── Input records

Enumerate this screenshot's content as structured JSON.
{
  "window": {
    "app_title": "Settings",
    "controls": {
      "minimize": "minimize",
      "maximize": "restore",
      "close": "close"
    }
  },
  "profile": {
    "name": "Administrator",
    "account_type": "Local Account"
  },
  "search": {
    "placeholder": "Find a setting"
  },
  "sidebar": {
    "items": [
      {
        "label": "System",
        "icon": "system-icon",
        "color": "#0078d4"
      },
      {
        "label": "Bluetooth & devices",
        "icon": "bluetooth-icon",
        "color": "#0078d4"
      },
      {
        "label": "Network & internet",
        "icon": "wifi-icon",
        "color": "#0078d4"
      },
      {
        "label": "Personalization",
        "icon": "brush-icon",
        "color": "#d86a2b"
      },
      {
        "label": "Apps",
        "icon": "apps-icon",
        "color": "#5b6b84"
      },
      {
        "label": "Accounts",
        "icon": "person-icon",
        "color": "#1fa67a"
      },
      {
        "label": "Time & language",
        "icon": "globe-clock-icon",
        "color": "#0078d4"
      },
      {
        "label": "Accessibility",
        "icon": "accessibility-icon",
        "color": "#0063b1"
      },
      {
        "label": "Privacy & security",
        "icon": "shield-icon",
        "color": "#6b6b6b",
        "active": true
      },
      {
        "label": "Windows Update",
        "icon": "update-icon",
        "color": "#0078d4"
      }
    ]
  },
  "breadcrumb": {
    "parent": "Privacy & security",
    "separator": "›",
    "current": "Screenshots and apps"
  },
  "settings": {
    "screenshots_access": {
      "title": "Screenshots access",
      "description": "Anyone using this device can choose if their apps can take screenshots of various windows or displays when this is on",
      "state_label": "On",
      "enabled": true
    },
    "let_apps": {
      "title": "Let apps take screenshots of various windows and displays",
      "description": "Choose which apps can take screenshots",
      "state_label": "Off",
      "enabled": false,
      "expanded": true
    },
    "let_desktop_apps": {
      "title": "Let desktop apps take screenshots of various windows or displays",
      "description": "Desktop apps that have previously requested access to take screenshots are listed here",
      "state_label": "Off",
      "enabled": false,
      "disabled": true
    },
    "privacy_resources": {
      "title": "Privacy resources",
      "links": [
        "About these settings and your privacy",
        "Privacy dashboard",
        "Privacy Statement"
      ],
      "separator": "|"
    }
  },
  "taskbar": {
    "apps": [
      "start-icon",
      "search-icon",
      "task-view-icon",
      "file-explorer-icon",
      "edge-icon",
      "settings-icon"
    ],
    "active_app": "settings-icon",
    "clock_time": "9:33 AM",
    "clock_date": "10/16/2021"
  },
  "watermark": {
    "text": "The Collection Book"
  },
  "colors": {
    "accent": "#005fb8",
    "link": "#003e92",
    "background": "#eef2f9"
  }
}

────

Task objective ->
Pull out all lines from the entries above in which the word "security" appears.

Solution for this exercise ->
        "label": "Privacy & security",
    "parent": "Privacy & security",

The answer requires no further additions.